[Dataset items]

— start —

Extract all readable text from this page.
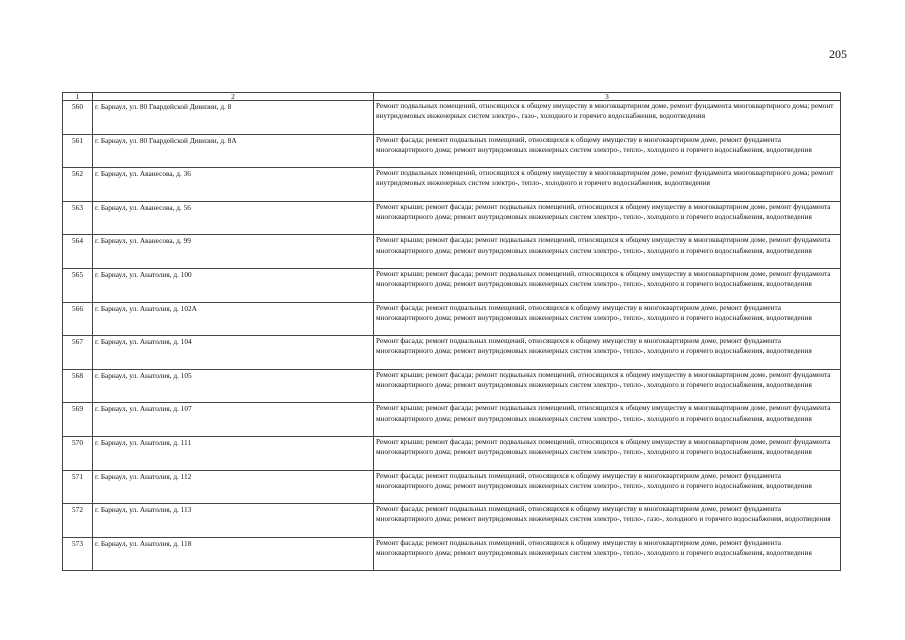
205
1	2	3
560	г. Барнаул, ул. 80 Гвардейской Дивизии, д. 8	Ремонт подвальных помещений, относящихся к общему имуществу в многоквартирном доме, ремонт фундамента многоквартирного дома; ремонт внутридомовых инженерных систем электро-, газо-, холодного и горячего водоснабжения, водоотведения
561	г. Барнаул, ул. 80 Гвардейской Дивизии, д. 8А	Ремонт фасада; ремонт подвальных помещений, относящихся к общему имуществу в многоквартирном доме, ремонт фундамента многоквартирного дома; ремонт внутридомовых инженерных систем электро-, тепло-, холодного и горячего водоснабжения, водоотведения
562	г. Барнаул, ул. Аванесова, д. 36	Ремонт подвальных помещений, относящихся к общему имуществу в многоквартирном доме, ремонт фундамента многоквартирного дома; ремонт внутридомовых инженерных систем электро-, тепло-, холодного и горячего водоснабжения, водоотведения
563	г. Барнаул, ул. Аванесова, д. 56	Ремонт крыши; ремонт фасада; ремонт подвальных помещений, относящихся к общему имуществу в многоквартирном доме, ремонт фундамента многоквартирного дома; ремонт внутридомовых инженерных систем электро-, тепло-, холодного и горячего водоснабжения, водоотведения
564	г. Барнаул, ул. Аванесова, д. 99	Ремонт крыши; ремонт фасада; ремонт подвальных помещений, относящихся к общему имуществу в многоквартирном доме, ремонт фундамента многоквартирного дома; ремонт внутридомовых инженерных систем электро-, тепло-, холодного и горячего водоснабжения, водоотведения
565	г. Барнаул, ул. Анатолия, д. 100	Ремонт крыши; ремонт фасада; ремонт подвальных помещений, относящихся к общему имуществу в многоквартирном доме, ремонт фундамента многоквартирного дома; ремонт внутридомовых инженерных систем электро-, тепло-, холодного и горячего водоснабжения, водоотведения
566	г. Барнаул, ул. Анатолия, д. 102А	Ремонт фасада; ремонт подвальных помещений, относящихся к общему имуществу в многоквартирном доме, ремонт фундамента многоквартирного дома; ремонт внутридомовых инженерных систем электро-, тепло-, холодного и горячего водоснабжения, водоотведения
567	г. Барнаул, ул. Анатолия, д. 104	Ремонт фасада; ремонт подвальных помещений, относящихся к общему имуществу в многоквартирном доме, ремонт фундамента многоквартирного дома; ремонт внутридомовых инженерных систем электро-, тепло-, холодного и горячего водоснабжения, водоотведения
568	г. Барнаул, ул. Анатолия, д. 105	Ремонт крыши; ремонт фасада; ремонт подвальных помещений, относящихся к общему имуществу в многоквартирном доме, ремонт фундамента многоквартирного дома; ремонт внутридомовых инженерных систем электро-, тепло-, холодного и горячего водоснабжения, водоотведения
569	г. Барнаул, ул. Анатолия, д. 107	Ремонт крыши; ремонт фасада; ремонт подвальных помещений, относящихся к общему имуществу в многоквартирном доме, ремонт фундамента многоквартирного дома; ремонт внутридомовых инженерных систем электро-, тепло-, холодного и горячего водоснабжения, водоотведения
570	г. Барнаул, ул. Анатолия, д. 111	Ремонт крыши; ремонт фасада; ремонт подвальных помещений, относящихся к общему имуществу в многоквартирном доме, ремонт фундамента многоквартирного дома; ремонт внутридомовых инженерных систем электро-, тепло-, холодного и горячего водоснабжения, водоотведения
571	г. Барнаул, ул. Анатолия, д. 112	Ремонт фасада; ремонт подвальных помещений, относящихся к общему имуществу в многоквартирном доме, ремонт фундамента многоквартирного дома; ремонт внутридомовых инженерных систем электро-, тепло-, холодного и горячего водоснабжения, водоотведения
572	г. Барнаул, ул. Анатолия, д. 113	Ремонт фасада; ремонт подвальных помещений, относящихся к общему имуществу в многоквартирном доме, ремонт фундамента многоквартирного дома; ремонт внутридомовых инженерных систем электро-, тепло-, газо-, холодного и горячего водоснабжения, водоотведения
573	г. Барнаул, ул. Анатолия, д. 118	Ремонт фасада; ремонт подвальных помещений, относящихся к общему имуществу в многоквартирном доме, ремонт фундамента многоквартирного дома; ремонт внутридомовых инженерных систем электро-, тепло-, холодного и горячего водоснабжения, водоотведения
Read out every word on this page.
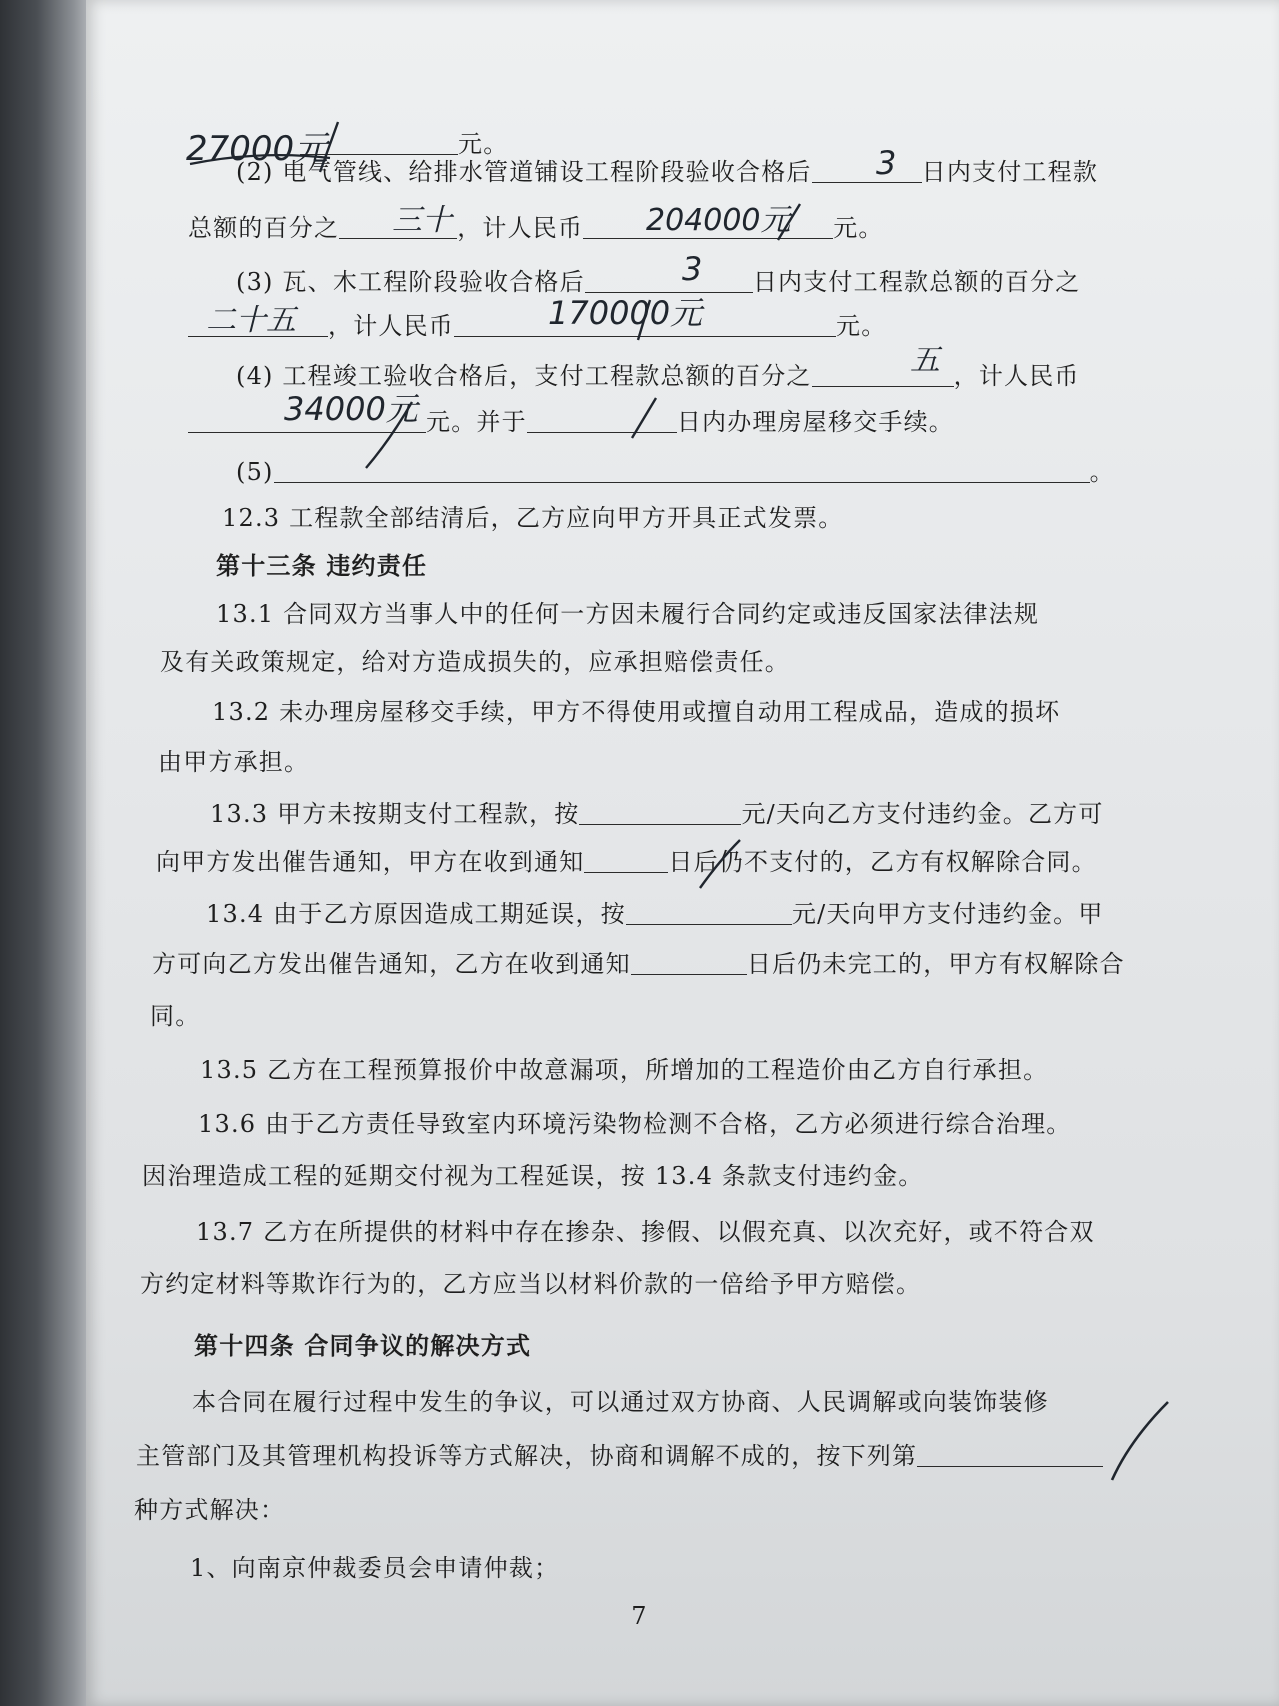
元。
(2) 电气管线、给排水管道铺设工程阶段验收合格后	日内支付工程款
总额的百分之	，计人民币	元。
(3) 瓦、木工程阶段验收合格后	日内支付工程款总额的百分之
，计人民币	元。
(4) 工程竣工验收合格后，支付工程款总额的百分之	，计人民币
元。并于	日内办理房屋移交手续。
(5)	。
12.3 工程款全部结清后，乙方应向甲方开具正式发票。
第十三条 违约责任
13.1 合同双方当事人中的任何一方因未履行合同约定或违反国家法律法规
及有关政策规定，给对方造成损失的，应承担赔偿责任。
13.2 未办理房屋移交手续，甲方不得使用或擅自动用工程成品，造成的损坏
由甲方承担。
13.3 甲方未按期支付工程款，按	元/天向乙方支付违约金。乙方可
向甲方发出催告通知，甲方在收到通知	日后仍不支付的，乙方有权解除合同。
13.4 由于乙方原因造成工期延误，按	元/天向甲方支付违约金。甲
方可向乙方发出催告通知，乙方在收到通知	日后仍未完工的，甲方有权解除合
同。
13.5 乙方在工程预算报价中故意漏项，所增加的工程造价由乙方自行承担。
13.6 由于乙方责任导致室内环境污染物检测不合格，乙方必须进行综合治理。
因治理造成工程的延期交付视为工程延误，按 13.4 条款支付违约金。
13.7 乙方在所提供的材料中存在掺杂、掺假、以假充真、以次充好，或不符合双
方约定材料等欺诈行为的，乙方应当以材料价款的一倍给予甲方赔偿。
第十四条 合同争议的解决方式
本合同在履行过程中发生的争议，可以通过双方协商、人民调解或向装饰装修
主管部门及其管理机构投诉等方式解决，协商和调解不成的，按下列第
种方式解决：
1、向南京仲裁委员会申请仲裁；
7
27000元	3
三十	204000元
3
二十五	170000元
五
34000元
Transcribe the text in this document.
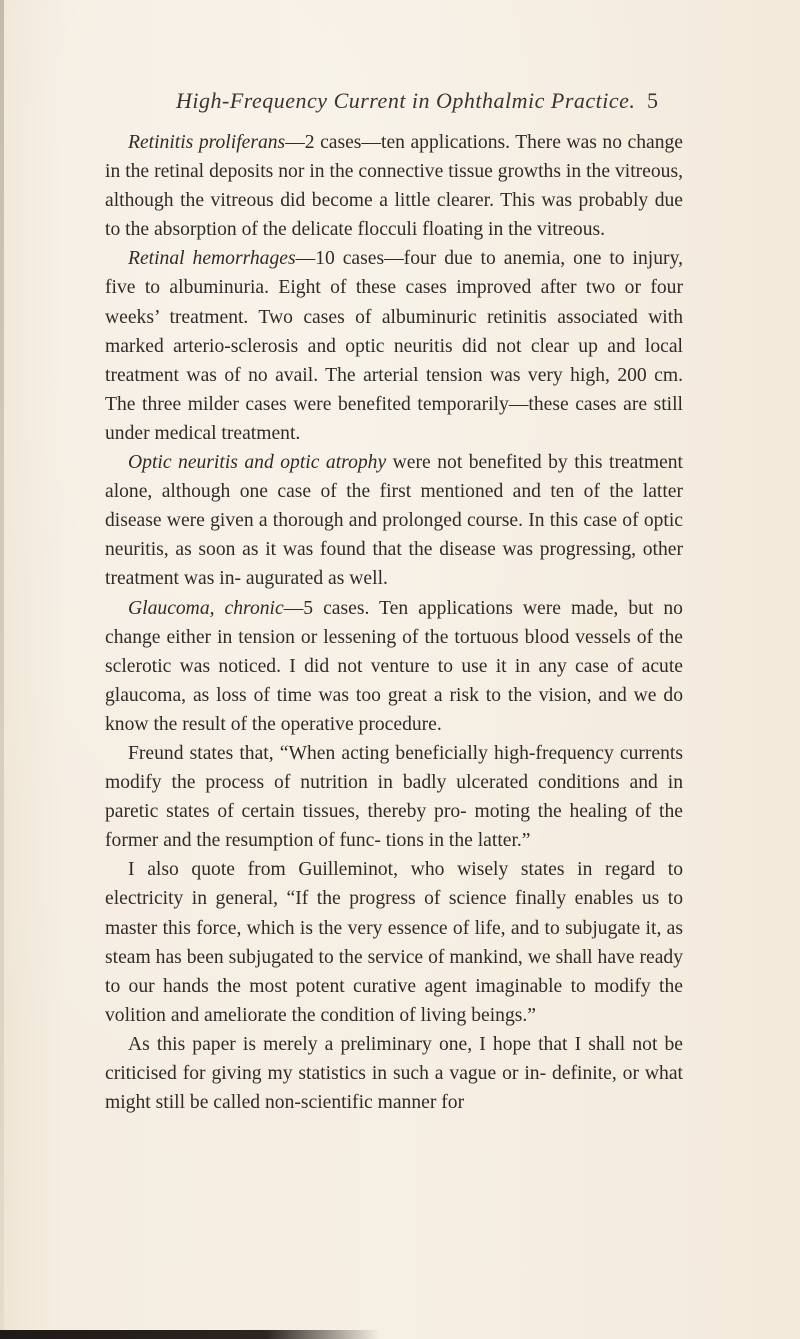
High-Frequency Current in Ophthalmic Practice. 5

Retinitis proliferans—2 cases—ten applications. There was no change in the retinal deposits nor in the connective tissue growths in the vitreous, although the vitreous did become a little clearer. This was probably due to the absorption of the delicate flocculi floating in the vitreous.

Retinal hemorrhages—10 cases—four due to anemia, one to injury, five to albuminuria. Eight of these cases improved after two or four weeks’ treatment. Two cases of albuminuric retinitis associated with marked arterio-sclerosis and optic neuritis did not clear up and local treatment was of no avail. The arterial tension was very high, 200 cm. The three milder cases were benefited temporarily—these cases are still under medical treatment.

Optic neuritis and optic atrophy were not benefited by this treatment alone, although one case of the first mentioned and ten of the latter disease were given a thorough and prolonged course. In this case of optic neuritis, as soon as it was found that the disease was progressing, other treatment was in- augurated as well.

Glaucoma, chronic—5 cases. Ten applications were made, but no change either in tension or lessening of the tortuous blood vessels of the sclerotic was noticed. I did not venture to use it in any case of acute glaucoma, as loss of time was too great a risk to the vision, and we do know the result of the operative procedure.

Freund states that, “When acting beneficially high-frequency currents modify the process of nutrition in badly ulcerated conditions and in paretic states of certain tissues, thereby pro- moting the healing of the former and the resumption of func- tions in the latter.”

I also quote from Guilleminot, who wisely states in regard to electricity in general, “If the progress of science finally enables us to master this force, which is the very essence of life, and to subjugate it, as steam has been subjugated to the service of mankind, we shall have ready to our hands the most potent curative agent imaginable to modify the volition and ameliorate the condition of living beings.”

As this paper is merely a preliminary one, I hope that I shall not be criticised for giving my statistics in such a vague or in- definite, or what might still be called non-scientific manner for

— end —

== Aim of the exercise ==
Track down every line holding the string "газо" and copy it.

== Solution below ==
560	г. Барнаул, ул. 80 Гвардейской Дивизии, д. 8	Ремонт подвальных помещений, относящихся к общему имуществу в многоквартирном доме, ремонт фундамента многоквартирного дома; ремонт внутридомовых инженерных систем электро-, газо-, холодного и горячего водоснабжения, водоотведения
572	г. Барнаул, ул. Анатолия, д. 113	Ремонт фасада; ремонт подвальных помещений, относящихся к общему имуществу в многоквартирном доме, ремонт фундамента многоквартирного дома; ремонт внутридомовых инженерных систем электро-, тепло-, газо-, холодного и горячего водоснабжения, водоотведения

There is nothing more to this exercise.